═══ Dataset excerpts

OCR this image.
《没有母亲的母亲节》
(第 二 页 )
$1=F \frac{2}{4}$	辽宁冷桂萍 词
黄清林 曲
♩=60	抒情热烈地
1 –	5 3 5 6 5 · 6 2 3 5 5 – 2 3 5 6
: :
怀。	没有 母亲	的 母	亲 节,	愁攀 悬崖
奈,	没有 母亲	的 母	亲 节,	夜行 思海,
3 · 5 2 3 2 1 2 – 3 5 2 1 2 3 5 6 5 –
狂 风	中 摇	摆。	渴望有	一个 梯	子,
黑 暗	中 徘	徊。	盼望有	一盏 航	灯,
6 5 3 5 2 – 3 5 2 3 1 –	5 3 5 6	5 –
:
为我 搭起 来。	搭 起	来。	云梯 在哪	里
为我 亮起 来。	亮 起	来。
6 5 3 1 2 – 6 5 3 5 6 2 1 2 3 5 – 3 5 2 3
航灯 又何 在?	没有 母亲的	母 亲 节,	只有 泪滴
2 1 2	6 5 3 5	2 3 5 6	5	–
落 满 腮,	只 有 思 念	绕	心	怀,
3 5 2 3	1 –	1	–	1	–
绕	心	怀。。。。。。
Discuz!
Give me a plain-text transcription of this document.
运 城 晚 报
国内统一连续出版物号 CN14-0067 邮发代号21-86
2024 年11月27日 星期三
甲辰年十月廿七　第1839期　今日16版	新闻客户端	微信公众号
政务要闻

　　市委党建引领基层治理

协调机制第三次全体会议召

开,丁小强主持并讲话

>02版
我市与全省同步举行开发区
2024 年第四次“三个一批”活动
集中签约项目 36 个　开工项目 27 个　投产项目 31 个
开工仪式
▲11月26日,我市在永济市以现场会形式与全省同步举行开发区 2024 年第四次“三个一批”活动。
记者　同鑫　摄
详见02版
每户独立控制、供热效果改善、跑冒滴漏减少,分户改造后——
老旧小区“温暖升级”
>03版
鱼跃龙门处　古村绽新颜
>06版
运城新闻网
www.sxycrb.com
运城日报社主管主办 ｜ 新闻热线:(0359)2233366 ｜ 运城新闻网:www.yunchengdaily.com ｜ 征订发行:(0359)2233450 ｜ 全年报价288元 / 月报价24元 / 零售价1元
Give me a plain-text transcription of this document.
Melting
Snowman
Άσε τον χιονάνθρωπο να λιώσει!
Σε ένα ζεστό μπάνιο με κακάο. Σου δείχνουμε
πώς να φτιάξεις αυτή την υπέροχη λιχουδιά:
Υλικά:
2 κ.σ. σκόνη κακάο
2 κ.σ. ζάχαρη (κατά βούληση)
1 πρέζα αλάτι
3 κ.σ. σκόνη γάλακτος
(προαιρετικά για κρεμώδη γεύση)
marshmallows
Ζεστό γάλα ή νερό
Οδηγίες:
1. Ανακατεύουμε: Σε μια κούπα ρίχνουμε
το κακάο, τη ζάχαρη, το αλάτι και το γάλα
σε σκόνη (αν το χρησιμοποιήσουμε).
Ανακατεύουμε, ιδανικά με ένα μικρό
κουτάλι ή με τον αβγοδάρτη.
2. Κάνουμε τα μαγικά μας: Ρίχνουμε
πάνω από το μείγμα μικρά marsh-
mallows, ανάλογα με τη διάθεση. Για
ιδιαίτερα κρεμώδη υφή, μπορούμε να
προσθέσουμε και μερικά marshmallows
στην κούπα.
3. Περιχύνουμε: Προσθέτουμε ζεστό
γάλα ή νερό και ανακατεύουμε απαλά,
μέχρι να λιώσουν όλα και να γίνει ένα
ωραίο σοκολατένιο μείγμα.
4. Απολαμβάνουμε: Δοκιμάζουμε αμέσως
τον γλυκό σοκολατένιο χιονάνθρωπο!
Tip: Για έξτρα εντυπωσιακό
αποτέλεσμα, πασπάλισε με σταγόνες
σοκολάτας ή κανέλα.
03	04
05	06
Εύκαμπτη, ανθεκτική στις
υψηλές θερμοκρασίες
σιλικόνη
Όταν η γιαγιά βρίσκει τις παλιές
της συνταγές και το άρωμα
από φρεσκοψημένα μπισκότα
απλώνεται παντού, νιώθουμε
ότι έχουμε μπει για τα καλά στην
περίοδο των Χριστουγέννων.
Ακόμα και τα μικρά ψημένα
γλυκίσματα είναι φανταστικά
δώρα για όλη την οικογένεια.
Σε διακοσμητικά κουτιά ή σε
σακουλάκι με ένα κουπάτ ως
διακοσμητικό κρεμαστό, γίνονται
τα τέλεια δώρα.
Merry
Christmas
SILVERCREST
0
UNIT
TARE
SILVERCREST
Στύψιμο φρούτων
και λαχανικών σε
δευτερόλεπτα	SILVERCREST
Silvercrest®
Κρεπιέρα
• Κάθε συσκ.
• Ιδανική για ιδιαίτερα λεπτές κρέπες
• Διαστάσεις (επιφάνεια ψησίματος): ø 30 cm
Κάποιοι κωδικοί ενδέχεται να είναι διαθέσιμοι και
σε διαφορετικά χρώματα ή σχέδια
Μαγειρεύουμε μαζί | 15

══════

Pick out the lines above that hold the string "年第四次" and show them.

Task output:
2024 年第四次“三个一批”活动
▲11月26日,我市在永济市以现场会形式与全省同步举行开发区 2024 年第四次“三个一批”活动。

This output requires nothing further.